### TASK BRIEF
Below is a block of records. Copy every line in it that contains the word "módosítására".

### RECORDS SUPPLIED
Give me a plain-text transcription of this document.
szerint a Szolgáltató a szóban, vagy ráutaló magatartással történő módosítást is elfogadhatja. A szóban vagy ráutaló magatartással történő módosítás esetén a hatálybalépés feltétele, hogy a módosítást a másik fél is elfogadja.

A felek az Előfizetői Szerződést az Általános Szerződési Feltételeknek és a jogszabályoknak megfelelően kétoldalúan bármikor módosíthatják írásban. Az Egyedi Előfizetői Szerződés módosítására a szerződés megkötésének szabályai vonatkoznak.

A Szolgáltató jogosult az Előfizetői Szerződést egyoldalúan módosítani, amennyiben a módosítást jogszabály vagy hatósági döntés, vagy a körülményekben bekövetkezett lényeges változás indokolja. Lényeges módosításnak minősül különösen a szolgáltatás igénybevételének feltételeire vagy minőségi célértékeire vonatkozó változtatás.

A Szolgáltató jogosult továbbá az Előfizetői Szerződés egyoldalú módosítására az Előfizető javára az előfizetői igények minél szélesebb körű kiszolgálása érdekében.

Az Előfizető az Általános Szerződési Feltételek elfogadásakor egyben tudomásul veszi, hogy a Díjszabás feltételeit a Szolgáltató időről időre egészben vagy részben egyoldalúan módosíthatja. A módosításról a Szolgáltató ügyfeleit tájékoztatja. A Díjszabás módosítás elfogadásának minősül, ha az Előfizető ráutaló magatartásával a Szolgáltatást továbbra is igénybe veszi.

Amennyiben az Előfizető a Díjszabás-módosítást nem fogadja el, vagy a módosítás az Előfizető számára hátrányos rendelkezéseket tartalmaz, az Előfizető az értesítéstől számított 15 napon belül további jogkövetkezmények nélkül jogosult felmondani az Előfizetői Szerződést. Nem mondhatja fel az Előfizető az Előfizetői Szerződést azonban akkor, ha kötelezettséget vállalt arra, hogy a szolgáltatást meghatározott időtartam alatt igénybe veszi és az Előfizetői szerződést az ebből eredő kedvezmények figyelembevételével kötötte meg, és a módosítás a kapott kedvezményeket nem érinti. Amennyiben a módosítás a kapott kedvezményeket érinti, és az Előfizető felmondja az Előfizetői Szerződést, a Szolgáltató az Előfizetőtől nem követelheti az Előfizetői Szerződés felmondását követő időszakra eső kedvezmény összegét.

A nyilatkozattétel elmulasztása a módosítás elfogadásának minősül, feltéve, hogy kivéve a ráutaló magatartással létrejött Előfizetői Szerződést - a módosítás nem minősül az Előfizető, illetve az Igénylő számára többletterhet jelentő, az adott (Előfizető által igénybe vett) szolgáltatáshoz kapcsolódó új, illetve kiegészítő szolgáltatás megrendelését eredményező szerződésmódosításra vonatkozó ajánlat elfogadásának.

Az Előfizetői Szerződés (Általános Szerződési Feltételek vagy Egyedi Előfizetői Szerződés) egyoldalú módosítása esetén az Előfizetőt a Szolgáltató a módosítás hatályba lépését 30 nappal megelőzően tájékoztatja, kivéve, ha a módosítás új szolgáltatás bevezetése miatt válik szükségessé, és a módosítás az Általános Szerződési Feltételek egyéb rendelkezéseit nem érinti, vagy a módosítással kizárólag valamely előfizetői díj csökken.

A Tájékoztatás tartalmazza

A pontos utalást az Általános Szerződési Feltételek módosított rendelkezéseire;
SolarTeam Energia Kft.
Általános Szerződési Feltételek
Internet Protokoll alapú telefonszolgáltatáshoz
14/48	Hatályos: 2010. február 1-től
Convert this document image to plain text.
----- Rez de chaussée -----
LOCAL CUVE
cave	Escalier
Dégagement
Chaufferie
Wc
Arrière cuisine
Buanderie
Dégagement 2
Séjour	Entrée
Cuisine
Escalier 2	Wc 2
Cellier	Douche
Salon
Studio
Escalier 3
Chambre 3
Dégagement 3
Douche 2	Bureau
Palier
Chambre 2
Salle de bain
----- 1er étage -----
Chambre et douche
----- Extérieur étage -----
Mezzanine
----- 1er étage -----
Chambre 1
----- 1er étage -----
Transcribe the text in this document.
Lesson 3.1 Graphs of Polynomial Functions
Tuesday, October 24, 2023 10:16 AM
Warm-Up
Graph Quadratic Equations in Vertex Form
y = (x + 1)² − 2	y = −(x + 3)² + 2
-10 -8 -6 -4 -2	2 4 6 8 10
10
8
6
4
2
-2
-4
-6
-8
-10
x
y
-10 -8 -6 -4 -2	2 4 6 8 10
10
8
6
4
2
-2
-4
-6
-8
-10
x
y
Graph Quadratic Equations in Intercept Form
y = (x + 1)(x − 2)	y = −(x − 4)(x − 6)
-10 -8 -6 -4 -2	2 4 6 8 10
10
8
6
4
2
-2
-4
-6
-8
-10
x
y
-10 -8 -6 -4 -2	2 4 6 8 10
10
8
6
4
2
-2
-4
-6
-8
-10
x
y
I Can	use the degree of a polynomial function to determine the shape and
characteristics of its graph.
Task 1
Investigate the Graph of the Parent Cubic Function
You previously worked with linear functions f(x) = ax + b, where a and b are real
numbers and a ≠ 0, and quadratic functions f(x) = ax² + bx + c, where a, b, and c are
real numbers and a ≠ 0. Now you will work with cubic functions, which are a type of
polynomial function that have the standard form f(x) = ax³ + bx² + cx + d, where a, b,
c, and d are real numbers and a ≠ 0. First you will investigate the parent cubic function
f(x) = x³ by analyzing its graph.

### REPLY
A felek az Előfizetői Szerződést az Általános Szerződési Feltételeknek és a jogszabályoknak megfelelően kétoldalúan bármikor módosíthatják írásban. Az Egyedi Előfizetői Szerződés módosítására a szerződés megkötésének szabályai vonatkoznak.
A Szolgáltató jogosult továbbá az Előfizetői Szerződés egyoldalú módosítására az Előfizető javára az előfizetői igények minél szélesebb körű kiszolgálása érdekében.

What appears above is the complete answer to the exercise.